PROBLEM DETAILS: State how many lines in the listing below include the word "name", and add nothing besides the number.

═══ SUPPLIED MATERIAL

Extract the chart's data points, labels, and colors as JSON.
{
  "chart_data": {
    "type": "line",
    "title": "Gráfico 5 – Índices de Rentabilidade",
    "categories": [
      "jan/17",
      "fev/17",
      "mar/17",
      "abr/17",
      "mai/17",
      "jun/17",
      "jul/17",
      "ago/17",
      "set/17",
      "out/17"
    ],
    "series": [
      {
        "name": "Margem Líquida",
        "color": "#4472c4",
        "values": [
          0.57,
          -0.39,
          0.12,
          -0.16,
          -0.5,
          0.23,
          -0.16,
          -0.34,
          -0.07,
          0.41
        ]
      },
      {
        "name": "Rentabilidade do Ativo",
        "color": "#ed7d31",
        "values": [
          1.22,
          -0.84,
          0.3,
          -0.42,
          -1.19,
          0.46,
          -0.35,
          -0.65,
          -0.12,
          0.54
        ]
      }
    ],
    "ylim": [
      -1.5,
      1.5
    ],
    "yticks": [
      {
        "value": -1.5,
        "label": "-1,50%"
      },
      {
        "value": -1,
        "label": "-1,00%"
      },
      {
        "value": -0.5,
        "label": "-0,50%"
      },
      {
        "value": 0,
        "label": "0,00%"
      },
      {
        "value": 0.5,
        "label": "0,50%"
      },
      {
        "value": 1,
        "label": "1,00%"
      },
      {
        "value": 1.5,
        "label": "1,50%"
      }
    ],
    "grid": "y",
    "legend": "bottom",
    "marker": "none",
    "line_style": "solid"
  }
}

══════
═══ SUPPLIED MATERIAL

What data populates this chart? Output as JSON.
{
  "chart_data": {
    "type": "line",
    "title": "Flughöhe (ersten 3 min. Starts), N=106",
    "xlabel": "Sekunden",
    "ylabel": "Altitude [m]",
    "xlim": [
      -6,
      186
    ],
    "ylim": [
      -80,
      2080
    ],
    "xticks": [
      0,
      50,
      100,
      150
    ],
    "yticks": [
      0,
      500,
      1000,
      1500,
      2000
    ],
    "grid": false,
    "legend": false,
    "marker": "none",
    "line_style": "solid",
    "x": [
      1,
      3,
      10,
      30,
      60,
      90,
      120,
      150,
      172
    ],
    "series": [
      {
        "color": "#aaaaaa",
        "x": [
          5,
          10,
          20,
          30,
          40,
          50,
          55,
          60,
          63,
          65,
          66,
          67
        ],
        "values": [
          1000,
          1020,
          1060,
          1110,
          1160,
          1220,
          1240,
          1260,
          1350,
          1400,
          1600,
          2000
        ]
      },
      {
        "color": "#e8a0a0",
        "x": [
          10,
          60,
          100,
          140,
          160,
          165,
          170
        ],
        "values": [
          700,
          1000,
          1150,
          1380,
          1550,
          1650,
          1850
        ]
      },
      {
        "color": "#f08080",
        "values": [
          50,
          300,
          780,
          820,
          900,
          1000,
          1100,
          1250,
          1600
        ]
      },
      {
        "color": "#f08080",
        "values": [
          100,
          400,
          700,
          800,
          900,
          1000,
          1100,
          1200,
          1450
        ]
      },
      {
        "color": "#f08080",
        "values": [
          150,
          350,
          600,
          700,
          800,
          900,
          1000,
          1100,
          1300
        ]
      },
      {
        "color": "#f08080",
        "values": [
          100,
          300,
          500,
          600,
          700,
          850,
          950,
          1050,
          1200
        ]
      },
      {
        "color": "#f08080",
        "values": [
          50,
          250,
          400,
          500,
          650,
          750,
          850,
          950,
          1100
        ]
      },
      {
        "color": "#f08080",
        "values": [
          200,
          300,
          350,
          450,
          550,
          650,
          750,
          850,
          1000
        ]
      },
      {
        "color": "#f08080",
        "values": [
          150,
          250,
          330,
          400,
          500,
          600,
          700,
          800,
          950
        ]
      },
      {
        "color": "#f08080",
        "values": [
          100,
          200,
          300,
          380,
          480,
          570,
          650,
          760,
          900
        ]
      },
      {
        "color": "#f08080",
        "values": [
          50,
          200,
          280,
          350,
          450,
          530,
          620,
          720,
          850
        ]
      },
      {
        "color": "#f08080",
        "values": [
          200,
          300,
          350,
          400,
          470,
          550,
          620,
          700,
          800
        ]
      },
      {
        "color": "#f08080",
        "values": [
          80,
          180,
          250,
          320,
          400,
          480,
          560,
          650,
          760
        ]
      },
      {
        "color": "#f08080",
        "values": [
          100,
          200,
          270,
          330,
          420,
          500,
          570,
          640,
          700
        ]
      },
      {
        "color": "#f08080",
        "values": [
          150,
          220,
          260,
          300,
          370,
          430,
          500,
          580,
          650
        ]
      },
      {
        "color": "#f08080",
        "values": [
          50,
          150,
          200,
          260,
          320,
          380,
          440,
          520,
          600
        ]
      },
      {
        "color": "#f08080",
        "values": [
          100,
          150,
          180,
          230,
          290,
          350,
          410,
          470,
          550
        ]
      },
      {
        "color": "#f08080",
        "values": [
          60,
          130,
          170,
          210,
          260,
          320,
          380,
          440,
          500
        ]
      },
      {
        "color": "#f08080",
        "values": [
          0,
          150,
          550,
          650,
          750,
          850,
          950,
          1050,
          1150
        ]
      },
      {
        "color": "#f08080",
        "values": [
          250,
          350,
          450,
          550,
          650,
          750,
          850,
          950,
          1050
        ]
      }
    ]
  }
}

══════

FULL OUTPUT: 2